Answer with a single number: how many lines in the listing below include "市住房保障局"?

** START Task input **

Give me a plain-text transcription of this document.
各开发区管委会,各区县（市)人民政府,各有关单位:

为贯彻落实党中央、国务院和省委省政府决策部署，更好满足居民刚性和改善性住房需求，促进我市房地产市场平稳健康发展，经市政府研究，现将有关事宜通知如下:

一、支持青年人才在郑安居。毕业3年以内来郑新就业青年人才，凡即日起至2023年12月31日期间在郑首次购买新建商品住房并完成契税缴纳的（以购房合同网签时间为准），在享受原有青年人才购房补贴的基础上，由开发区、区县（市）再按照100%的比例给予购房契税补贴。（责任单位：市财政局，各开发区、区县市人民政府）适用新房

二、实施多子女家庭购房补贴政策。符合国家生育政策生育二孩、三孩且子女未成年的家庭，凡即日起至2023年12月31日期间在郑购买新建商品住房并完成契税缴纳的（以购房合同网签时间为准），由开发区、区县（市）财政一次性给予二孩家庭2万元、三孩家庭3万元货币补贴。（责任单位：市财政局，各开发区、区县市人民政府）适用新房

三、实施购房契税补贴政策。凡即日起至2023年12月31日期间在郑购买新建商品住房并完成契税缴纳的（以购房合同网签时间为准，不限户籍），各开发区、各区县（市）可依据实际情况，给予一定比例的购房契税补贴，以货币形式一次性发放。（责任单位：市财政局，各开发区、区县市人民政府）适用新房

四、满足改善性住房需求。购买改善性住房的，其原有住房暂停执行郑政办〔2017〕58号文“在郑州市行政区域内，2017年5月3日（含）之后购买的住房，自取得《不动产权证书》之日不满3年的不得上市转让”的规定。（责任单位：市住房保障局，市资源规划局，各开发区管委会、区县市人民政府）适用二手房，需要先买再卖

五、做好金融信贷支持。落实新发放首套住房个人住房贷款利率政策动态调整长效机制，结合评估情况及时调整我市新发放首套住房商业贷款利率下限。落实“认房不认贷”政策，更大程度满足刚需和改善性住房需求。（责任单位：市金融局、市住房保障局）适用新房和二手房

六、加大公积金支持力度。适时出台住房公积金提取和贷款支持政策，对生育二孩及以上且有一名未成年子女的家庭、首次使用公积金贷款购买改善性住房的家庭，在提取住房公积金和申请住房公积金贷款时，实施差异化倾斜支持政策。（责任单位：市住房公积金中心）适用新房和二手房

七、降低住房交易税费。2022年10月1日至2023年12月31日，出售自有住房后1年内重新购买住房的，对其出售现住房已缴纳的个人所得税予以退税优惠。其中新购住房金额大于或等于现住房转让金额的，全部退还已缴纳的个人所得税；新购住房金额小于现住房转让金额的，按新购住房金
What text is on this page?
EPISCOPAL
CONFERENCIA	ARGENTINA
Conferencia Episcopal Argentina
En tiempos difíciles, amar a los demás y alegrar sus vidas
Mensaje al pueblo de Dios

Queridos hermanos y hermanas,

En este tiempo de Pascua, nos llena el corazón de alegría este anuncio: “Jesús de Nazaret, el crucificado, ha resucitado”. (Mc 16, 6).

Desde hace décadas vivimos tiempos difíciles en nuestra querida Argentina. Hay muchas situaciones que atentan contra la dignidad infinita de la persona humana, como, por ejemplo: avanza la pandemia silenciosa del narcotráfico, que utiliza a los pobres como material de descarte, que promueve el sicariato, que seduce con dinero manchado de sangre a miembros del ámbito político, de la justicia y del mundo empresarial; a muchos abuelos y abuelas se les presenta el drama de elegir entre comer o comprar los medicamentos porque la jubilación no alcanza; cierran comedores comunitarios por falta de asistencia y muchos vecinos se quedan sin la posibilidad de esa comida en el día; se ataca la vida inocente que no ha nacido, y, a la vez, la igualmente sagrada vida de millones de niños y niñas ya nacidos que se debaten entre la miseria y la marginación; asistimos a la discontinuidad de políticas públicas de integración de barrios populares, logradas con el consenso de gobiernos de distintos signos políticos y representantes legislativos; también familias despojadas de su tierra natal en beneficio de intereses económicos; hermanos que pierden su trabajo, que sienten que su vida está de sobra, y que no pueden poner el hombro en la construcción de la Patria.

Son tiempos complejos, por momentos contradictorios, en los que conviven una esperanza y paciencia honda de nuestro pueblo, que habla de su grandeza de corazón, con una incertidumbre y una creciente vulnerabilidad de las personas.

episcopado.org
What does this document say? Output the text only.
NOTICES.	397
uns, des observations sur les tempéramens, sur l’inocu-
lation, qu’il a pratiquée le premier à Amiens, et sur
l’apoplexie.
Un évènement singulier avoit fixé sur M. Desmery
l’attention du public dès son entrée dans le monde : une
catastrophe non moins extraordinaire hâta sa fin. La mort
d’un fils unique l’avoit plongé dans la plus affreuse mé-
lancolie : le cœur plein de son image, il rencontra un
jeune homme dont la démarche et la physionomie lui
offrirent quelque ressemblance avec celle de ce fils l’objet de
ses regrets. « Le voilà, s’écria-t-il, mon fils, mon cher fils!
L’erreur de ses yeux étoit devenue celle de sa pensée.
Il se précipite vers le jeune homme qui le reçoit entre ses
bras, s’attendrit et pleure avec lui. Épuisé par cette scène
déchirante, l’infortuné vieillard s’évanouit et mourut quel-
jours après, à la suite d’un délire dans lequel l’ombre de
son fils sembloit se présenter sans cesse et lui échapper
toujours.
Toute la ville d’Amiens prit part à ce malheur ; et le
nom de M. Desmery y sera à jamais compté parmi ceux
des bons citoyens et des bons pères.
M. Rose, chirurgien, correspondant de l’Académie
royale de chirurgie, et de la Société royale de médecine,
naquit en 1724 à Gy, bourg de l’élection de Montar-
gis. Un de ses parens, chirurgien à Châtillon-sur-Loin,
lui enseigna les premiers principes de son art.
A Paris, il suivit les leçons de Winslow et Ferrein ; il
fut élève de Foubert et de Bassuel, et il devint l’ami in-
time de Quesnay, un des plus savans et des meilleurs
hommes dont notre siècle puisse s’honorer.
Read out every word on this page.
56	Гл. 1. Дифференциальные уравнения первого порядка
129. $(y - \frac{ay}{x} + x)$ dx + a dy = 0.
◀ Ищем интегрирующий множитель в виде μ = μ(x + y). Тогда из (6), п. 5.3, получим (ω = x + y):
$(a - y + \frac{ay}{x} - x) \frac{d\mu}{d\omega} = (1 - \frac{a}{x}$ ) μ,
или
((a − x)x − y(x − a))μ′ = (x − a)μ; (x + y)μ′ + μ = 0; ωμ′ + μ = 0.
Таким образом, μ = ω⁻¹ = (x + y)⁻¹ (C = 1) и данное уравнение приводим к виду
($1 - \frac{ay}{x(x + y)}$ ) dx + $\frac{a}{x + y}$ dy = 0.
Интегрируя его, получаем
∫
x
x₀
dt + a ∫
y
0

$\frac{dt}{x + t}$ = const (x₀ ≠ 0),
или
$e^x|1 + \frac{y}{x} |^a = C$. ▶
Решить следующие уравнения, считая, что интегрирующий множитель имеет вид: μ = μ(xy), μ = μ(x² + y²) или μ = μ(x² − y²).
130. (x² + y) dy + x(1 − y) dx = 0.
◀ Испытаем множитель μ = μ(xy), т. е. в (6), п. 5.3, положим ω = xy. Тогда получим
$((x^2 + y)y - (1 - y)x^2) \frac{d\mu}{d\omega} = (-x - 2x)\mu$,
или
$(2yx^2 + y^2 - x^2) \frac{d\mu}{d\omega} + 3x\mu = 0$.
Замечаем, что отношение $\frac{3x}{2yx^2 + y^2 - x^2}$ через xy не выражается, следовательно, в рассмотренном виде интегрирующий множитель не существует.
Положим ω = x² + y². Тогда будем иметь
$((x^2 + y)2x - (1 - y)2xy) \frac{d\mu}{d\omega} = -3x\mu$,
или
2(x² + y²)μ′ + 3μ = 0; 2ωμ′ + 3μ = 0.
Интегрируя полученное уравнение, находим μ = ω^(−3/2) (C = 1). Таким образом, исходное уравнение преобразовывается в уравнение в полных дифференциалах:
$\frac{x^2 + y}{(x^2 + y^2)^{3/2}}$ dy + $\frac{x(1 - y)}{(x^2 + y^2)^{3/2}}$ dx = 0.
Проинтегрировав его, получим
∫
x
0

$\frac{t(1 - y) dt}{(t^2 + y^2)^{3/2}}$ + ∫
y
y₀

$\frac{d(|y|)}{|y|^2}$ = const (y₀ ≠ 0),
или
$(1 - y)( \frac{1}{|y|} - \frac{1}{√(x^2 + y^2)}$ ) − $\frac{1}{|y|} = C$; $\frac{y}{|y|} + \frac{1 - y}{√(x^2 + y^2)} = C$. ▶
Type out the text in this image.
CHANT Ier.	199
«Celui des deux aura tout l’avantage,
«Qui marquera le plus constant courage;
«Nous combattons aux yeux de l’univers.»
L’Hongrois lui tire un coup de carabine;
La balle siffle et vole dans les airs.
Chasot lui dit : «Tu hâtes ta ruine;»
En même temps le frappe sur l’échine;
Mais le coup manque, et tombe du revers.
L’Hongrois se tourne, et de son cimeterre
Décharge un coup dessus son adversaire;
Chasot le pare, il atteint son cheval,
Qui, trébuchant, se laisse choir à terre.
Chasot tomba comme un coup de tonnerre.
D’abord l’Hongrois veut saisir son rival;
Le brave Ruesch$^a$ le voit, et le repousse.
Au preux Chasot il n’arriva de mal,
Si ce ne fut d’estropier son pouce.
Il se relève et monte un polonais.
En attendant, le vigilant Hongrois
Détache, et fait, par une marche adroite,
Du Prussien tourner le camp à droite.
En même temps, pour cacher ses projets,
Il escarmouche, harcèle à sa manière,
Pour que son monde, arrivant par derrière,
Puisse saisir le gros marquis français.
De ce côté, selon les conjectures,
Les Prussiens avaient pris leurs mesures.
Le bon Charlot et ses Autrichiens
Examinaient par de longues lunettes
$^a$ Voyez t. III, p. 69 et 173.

** END Task input **

» The result: 2